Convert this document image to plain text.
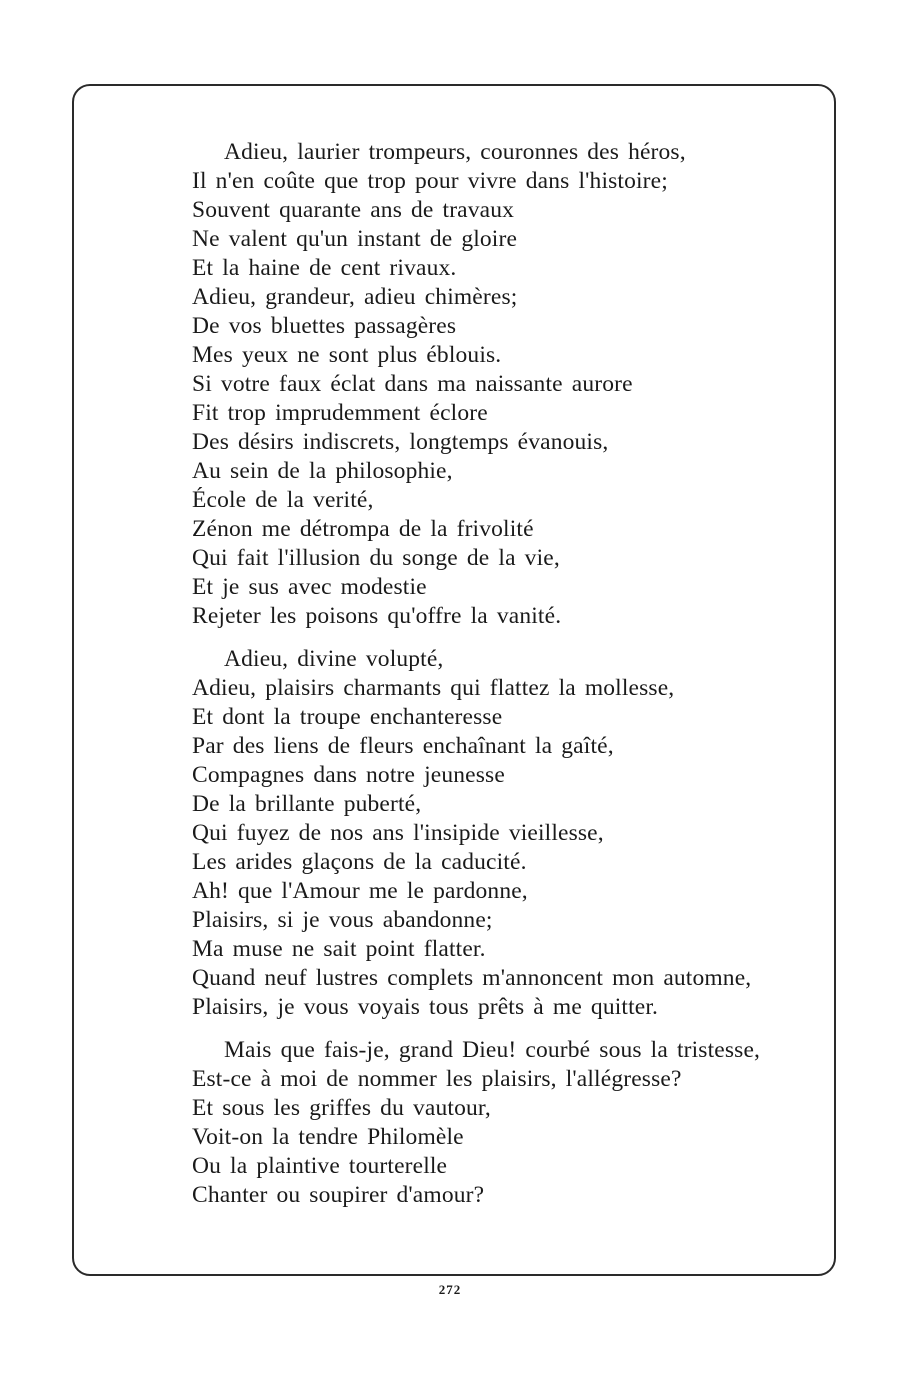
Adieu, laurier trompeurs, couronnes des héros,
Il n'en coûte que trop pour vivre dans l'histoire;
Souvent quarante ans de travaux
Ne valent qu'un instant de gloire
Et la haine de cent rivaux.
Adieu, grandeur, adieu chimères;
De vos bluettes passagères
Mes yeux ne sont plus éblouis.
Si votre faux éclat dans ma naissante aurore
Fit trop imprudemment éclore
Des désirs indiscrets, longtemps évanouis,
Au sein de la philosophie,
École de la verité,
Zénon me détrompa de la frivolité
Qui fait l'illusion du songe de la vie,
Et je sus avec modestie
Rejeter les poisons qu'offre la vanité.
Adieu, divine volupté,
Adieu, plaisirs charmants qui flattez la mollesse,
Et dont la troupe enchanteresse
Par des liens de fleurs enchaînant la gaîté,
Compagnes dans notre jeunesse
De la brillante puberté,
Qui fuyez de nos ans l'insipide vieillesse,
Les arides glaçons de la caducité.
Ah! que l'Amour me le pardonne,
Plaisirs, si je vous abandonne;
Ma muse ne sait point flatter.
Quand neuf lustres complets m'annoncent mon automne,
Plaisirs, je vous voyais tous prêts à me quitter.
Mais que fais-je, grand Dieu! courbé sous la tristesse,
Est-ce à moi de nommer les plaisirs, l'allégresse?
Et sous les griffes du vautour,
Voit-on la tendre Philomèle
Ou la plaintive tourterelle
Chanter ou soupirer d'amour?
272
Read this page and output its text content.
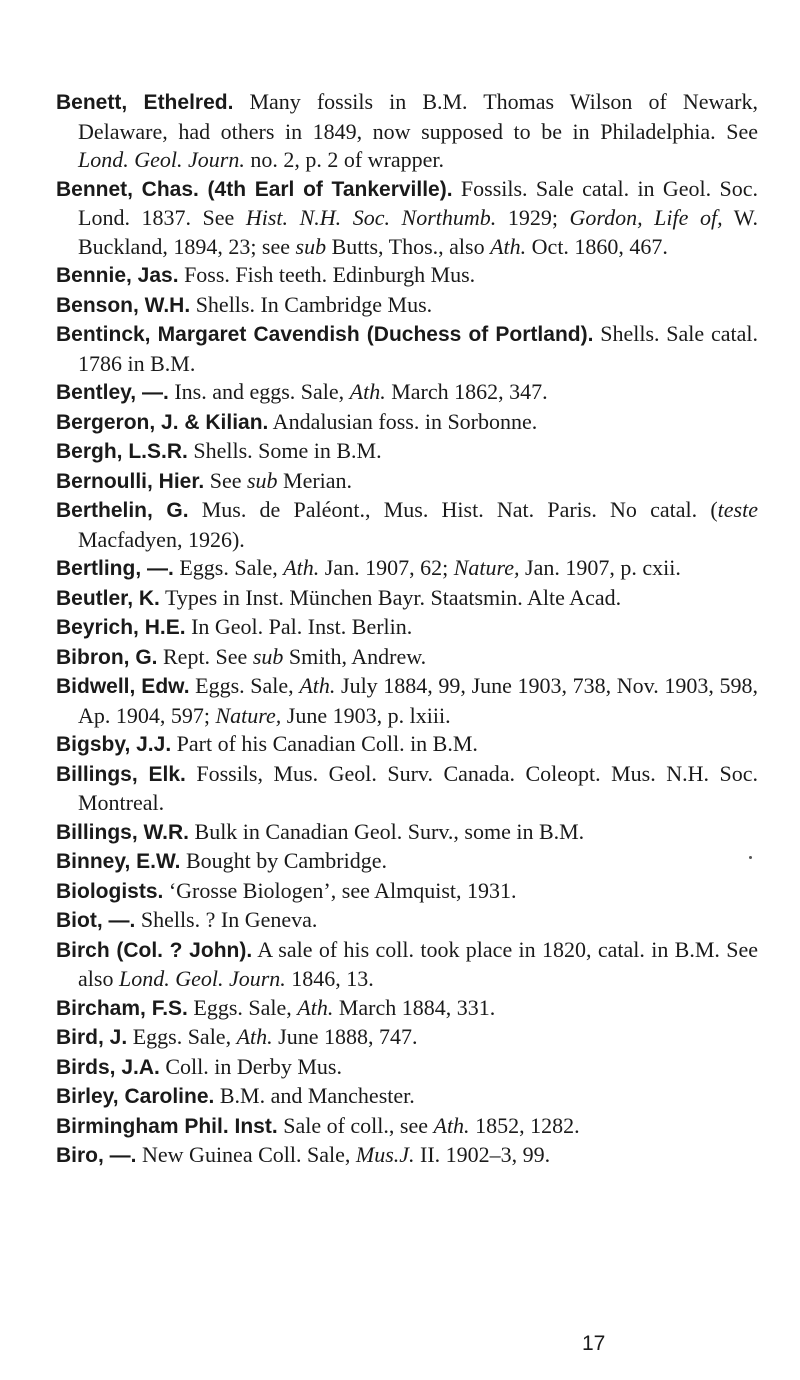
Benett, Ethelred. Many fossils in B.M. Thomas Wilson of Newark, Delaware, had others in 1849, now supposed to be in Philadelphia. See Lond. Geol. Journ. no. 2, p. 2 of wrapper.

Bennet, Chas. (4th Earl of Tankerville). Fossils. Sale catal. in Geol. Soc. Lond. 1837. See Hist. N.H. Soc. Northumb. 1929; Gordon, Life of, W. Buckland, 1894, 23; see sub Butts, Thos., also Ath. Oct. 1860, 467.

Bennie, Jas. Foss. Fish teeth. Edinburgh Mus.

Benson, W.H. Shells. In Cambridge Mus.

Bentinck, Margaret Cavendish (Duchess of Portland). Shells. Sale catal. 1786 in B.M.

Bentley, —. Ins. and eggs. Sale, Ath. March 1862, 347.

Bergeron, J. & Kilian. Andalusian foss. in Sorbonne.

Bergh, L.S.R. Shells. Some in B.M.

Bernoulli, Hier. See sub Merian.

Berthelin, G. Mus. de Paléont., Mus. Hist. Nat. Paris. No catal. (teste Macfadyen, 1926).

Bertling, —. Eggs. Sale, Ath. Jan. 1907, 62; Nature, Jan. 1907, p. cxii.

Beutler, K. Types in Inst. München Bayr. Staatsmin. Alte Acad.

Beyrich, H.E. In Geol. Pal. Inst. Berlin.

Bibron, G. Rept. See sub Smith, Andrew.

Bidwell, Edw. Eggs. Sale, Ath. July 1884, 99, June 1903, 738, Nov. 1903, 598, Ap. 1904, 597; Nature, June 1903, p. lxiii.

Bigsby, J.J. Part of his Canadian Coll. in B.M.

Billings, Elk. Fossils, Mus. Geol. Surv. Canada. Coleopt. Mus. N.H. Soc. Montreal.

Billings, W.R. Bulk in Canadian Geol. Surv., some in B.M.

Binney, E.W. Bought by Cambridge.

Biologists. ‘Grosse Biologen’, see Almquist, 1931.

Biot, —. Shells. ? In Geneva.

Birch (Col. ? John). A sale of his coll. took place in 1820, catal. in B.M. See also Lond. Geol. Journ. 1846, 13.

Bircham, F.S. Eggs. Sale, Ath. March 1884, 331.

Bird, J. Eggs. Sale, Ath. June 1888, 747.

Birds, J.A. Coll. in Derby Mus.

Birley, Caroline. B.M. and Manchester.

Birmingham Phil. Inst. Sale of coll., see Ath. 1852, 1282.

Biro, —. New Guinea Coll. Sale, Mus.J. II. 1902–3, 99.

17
· · · ·
### TASK GOAL
Extract from the data every line where "Nature" shows up.

### PROBLEM SOLUTION
Bertling, —. Eggs. Sale, Ath. Jan. 1907, 62; Nature, Jan. 1907, p. cxii.
Bidwell, Edw. Eggs. Sale, Ath. July 1884, 99, June 1903, 738, Nov. 1903, 598, Ap. 1904, 597; Nature, June 1903, p. lxiii.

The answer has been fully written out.